_Records to process:_
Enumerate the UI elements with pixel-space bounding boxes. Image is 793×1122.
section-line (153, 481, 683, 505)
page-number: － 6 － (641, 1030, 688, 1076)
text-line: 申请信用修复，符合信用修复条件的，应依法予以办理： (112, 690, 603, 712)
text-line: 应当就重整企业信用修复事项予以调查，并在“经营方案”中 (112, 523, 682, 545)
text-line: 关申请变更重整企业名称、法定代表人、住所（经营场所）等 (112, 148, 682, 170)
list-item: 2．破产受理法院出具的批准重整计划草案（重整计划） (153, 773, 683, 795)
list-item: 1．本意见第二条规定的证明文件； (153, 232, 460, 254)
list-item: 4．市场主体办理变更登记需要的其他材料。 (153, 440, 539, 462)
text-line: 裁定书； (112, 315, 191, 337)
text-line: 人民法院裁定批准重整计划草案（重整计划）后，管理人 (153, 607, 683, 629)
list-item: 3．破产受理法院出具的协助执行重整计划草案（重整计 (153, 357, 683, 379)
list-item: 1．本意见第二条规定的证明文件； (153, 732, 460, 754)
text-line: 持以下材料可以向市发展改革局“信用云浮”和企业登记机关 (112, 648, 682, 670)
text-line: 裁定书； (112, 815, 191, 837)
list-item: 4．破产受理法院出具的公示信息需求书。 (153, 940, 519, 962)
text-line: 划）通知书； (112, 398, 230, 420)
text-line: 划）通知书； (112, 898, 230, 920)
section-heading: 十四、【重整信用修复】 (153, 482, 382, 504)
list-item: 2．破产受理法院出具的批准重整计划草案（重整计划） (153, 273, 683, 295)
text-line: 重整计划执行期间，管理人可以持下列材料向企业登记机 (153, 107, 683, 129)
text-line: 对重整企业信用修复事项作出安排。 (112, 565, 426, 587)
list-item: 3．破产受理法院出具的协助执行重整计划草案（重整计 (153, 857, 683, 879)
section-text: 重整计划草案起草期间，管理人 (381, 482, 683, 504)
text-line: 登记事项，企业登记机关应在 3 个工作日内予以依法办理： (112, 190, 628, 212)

_Problem requirements:_
Output the data exactly as it stands, starting at the first line and ending at the line containing "text-line: 裁定书； (112, 315, 191, 337)", with both of those lines included.

_The result:_
Enumerate the UI elements with pixel-space bounding boxes. Image is 793×1122.
section-line (153, 481, 683, 505)
page-number: － 6 － (641, 1030, 688, 1076)
text-line: 申请信用修复，符合信用修复条件的，应依法予以办理： (112, 690, 603, 712)
text-line: 应当就重整企业信用修复事项予以调查，并在“经营方案”中 (112, 523, 682, 545)
text-line: 关申请变更重整企业名称、法定代表人、住所（经营场所）等 (112, 148, 682, 170)
list-item: 2．破产受理法院出具的批准重整计划草案（重整计划） (153, 773, 683, 795)
list-item: 1．本意见第二条规定的证明文件； (153, 232, 460, 254)
list-item: 4．市场主体办理变更登记需要的其他材料。 (153, 440, 539, 462)
text-line: 裁定书； (112, 315, 191, 337)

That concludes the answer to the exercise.